EXERCISE. Assemble all lines in which the string "ideBenef" appears.

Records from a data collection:
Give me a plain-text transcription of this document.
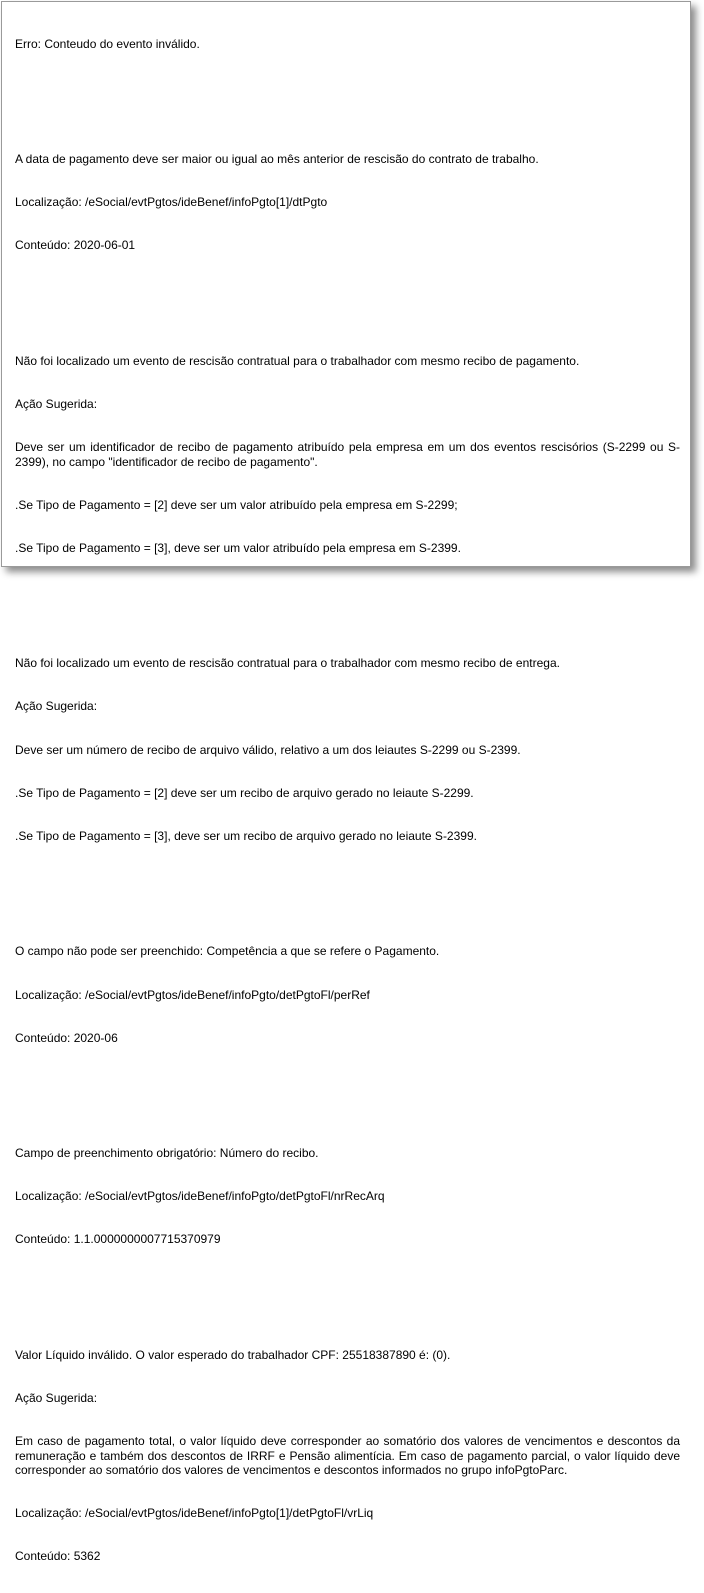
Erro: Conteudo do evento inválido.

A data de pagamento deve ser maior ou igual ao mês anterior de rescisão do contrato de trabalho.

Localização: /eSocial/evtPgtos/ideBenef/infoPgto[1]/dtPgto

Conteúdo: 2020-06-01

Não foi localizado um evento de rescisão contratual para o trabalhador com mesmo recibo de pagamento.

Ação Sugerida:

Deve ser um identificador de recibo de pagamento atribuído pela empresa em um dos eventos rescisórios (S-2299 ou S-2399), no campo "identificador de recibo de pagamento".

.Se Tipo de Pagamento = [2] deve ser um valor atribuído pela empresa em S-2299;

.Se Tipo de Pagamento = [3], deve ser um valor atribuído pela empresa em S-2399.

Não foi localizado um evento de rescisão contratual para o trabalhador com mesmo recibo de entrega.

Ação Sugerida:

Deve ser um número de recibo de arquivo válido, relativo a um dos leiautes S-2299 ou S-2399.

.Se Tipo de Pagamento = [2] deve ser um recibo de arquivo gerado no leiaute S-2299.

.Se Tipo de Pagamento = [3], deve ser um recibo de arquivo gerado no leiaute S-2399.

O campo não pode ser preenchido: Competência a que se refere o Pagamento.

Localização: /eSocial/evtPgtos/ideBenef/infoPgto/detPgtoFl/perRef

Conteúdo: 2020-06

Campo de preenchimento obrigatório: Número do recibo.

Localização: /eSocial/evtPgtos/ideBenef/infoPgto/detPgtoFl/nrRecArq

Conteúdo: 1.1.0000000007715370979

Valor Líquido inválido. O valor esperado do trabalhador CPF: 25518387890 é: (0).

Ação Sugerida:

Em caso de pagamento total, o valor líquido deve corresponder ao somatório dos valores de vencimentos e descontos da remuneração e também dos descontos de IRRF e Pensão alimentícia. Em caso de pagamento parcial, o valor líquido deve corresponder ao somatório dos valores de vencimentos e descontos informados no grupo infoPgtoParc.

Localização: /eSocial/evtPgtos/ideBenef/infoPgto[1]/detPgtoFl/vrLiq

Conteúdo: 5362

==

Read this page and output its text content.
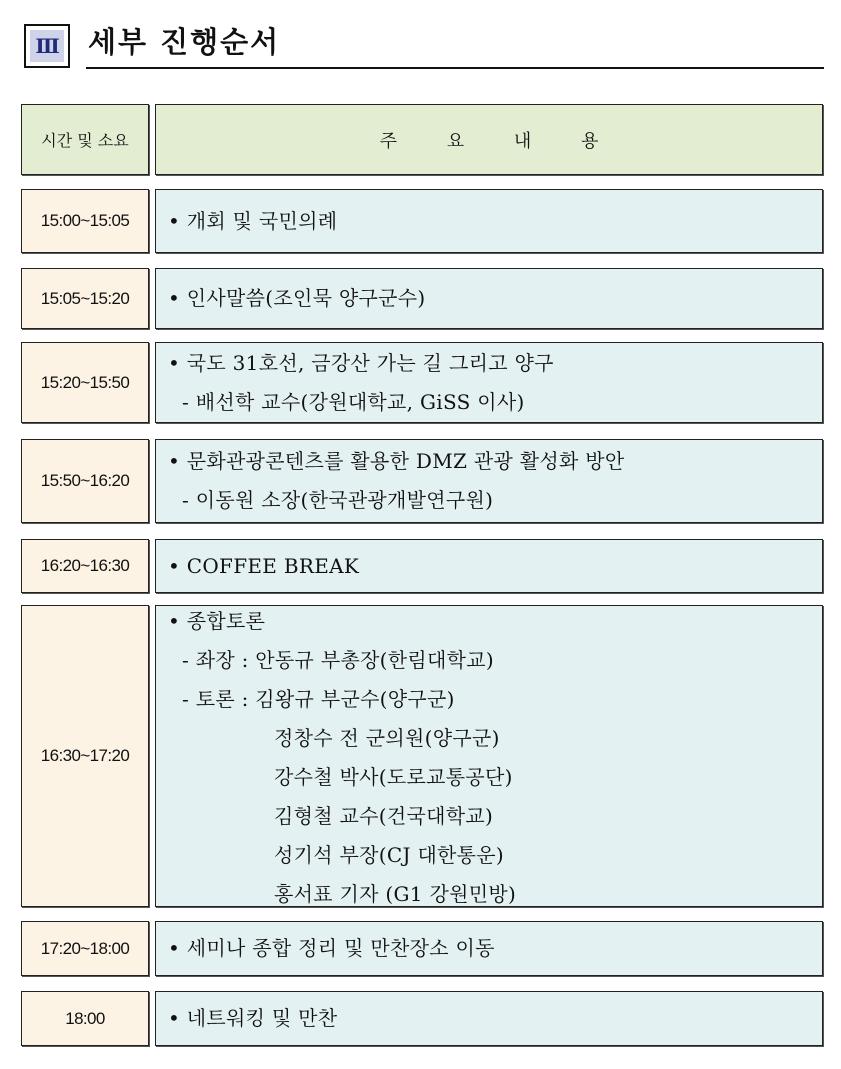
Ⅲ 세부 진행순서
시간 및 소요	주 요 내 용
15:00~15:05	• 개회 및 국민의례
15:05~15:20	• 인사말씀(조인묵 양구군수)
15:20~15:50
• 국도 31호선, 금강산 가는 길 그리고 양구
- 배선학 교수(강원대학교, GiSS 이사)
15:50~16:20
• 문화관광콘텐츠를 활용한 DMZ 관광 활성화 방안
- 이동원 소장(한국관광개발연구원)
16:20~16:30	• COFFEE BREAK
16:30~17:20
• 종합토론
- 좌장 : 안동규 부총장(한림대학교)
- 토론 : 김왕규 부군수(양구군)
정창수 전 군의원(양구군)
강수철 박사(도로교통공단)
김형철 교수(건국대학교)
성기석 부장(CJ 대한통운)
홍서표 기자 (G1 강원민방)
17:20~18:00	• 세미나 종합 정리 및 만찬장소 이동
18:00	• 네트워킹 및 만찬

---

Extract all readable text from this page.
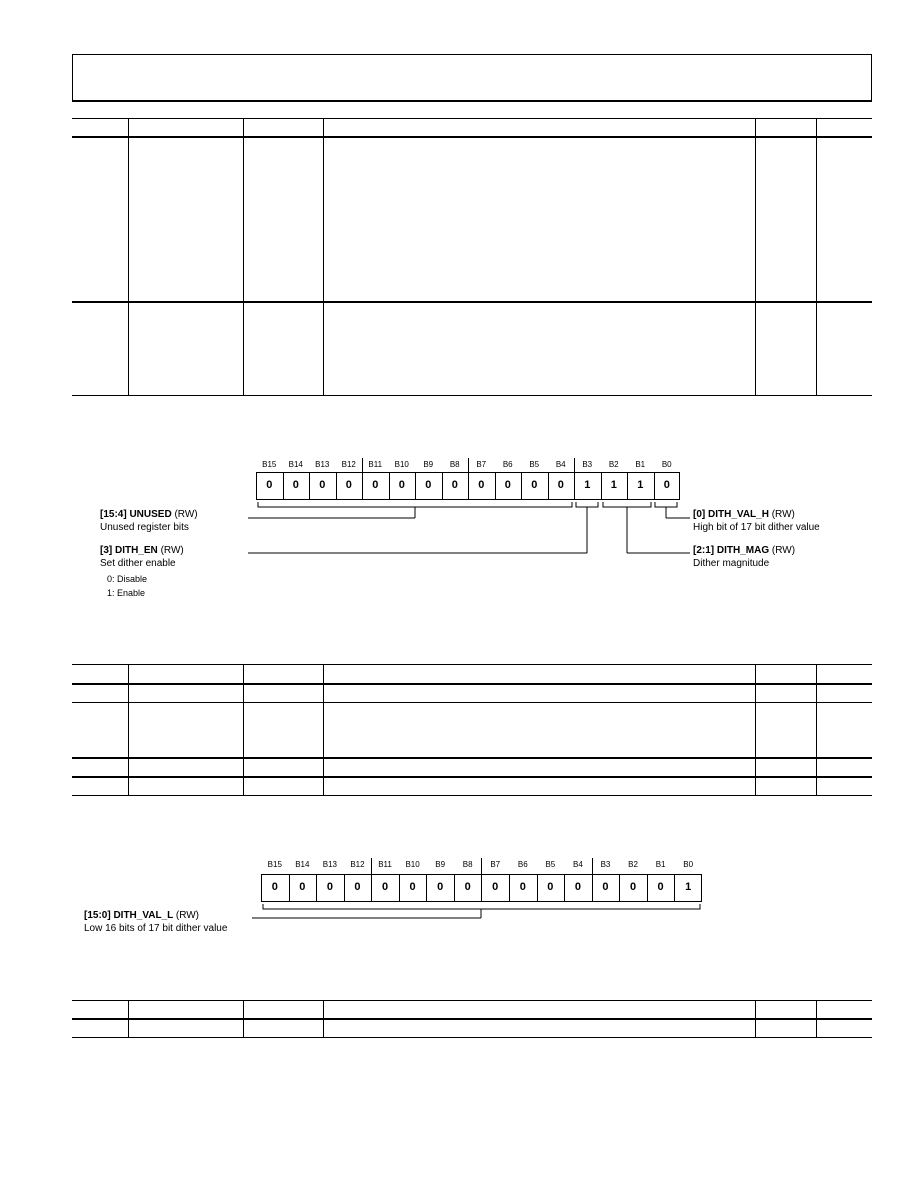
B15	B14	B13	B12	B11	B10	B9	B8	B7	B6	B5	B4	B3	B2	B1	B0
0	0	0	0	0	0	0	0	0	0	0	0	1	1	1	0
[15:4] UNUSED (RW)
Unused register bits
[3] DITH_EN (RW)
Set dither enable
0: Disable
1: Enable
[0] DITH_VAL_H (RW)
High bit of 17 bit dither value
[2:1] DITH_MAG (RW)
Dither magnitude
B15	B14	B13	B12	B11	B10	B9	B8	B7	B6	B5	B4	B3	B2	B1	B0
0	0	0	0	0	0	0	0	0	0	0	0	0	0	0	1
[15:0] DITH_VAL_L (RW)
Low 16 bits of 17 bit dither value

CORRECT RESULT.
Localização: /eSocial/evtPgtos/ideBenef/infoPgto[1]/dtPgto
Localização: /eSocial/evtPgtos/ideBenef/infoPgto/detPgtoFl/perRef
Localização: /eSocial/evtPgtos/ideBenef/infoPgto/detPgtoFl/nrRecArq
Localização: /eSocial/evtPgtos/ideBenef/infoPgto[1]/detPgtoFl/vrLiq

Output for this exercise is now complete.